- What to work on: Reply with one number: how many lines contain the word "MATLAB".

- Extracted records:
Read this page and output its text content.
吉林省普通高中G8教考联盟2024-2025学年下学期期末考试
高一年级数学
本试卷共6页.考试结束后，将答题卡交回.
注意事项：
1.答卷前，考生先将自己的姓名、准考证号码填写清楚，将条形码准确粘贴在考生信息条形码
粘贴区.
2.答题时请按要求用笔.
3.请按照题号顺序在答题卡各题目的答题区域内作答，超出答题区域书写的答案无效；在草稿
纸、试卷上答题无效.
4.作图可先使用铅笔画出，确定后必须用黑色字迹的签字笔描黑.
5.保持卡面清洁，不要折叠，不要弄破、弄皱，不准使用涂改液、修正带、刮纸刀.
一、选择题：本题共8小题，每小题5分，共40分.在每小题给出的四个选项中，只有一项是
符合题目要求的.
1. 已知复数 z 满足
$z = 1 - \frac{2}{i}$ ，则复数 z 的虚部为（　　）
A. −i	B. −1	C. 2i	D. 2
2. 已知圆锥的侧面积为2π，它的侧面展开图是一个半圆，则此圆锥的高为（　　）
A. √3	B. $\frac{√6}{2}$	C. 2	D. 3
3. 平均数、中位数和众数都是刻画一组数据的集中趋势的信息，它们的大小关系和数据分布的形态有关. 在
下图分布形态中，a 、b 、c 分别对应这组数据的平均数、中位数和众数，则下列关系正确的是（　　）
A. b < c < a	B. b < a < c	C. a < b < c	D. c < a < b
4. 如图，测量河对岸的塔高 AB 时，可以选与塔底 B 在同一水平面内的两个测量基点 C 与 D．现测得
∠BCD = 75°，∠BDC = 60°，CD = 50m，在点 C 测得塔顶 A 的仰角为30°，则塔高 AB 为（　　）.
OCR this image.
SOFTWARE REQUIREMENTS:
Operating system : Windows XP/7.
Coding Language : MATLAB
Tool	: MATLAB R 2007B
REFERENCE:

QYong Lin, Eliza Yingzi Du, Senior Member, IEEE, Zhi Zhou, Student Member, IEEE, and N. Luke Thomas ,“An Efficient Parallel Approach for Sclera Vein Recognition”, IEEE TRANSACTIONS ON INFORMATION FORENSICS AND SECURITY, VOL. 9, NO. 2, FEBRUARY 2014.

- Output for this task: 2